__Given information__.
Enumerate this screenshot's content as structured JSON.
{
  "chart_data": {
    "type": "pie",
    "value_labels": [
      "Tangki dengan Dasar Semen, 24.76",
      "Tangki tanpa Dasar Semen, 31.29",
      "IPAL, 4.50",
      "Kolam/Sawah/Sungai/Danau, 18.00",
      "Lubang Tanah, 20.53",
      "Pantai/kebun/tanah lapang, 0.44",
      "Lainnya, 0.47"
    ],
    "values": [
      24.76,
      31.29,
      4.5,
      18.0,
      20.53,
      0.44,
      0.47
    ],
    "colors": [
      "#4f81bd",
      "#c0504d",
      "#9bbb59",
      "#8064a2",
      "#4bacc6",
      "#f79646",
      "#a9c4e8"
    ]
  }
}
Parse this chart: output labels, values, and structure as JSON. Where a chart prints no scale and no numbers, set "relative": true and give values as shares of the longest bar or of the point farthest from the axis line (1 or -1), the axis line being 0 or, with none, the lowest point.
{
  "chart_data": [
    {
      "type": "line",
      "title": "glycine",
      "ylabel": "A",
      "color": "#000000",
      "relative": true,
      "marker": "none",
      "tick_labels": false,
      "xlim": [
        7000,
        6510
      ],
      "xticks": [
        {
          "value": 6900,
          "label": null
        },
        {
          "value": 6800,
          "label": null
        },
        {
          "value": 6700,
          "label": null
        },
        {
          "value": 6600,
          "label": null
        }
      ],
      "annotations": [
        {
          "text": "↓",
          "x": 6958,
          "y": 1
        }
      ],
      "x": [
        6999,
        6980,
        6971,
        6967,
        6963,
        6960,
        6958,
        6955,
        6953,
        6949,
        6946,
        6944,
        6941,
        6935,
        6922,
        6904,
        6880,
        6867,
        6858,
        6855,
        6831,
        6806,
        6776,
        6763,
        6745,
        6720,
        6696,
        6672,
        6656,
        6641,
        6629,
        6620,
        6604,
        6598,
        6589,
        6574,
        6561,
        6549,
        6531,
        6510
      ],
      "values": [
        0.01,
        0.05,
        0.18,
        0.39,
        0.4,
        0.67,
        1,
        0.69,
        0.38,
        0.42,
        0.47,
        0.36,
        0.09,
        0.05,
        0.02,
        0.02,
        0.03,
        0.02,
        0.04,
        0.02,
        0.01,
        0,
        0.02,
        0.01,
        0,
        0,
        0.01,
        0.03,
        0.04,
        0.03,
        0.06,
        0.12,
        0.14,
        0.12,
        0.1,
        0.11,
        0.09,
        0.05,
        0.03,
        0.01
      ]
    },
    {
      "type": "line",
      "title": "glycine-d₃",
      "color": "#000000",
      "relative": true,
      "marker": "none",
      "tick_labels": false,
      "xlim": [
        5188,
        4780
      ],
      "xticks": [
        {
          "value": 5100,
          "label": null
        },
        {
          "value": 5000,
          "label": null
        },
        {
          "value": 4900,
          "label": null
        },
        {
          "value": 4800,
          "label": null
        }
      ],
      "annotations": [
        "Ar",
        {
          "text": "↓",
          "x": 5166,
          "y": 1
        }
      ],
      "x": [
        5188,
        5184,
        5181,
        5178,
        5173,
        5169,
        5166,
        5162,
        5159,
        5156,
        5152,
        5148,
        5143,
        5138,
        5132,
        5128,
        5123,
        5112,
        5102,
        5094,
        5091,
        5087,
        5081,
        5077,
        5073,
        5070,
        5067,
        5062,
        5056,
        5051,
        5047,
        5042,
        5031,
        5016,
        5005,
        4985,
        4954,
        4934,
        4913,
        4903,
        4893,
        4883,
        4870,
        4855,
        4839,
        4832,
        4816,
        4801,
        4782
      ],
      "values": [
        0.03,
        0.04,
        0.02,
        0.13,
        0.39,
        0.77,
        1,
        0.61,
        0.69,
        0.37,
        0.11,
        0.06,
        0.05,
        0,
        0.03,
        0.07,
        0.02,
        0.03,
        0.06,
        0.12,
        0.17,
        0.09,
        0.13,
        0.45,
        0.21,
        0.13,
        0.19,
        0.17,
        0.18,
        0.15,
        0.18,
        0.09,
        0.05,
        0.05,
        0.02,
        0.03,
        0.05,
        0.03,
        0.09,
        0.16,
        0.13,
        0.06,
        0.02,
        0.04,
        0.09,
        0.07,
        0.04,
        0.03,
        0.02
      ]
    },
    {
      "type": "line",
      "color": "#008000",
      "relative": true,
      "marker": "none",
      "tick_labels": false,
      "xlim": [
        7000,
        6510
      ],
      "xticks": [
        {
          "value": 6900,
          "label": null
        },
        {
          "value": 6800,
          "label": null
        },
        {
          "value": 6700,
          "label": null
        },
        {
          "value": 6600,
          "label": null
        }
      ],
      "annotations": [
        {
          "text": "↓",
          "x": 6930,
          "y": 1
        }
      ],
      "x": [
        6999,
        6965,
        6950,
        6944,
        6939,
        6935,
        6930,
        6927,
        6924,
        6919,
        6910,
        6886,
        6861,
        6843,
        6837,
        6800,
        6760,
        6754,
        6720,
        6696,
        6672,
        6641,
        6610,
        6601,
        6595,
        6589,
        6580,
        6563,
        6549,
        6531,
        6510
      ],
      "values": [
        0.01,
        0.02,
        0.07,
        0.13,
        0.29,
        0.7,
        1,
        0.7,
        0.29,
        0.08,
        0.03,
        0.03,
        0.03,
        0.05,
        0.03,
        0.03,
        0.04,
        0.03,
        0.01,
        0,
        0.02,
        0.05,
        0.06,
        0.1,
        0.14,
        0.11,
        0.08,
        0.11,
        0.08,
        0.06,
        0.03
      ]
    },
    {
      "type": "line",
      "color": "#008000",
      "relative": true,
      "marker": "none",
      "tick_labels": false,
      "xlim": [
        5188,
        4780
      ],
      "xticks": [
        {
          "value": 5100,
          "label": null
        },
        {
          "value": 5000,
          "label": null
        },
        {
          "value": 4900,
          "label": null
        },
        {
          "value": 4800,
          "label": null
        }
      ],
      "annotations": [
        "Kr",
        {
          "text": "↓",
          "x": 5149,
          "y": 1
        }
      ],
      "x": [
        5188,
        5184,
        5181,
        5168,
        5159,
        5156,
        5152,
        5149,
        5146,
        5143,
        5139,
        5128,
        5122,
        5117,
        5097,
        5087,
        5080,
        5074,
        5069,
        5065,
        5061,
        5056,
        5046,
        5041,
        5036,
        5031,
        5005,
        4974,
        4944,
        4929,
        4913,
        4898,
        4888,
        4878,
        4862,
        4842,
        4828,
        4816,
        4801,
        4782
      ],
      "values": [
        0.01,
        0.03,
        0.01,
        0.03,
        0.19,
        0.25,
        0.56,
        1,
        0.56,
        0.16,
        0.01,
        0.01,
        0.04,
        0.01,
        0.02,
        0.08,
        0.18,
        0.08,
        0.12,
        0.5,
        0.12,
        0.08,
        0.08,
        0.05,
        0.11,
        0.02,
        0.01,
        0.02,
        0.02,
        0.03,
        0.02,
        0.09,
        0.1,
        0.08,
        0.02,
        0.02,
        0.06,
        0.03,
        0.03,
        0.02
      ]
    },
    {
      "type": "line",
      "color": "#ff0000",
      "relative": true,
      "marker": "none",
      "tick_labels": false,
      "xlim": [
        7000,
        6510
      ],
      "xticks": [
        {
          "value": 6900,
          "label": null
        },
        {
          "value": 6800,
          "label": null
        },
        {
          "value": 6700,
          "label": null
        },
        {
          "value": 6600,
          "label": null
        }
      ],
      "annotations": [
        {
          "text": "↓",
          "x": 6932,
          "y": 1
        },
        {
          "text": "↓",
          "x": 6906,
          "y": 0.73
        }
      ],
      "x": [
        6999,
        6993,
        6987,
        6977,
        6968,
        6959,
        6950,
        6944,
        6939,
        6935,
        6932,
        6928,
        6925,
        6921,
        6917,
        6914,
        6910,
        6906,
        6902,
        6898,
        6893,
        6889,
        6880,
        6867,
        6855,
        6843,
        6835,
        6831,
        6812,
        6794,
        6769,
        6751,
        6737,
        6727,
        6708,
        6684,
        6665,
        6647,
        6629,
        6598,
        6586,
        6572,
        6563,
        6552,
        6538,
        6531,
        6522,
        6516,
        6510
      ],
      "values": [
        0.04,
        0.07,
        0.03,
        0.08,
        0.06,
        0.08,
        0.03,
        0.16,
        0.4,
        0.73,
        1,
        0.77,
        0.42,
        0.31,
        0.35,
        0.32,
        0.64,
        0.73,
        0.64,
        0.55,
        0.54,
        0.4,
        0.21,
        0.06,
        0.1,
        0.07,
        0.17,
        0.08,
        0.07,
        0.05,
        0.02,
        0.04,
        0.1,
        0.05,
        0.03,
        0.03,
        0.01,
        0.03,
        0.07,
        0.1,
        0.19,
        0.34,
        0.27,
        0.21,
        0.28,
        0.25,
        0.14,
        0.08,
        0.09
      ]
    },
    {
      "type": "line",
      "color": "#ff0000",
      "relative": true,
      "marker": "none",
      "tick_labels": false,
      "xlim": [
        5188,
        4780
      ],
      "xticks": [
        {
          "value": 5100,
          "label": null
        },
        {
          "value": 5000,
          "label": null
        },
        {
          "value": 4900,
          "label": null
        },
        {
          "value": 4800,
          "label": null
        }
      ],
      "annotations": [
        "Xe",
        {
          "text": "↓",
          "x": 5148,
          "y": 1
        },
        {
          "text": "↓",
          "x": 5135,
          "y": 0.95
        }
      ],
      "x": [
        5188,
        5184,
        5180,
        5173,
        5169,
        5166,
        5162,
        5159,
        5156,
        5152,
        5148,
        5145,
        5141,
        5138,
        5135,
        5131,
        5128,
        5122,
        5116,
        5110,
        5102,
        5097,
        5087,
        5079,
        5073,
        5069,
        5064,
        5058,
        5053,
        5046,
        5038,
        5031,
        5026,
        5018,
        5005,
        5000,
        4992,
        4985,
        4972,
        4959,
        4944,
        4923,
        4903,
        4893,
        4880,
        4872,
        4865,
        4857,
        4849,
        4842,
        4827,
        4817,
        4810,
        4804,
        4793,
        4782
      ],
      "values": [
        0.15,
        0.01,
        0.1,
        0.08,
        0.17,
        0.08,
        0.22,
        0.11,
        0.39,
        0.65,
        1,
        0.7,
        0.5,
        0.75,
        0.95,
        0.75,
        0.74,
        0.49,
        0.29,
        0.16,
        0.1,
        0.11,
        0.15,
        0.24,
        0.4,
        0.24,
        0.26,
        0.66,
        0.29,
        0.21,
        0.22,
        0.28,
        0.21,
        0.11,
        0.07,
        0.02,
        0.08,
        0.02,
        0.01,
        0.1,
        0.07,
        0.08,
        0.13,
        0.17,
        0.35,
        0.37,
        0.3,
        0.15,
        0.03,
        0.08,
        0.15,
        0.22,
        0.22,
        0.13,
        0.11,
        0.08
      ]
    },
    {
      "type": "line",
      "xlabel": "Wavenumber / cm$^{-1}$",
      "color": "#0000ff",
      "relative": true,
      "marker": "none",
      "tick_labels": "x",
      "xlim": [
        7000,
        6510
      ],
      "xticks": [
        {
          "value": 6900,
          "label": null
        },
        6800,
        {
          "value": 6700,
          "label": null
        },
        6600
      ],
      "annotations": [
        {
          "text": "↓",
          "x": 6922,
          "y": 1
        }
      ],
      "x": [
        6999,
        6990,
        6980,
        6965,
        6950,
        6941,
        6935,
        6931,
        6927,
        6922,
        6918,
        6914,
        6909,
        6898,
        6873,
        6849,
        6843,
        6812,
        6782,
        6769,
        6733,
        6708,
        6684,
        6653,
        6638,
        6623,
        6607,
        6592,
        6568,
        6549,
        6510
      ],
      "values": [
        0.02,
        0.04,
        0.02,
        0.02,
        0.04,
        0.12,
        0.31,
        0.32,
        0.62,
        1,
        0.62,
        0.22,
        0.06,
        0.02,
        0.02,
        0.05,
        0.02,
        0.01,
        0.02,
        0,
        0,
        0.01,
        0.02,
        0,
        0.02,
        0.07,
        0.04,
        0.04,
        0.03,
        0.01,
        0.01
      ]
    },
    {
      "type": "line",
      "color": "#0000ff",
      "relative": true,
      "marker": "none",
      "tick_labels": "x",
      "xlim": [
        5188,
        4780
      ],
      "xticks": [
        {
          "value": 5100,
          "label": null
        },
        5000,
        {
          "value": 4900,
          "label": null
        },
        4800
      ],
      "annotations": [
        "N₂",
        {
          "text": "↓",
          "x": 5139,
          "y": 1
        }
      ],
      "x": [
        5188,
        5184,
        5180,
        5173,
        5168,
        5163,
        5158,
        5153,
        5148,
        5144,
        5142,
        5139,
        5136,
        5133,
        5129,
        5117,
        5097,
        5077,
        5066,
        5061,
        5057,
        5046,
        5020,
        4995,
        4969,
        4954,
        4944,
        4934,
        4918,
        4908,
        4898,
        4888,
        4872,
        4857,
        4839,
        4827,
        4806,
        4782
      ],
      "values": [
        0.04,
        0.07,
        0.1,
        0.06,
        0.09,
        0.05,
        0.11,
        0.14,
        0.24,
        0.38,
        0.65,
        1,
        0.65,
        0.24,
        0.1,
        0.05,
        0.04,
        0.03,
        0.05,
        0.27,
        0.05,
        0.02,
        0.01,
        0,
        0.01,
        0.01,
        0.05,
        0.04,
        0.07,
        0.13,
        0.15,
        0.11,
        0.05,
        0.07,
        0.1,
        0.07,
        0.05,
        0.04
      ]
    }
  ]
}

__What you will do__. Search the material above for "this". Pull out each line where it shows up.

__Worked answer__.
Enumerate this screenshot's content as structured JSON.
Parse this chart: output labels, values, and structure as JSON. Where a chart prints no scale and no numbers, set "relative": true and give values as shares of the longest bar or of the point farthest from the axis line (1 or -1), the axis line being 0 or, with none, the lowest point.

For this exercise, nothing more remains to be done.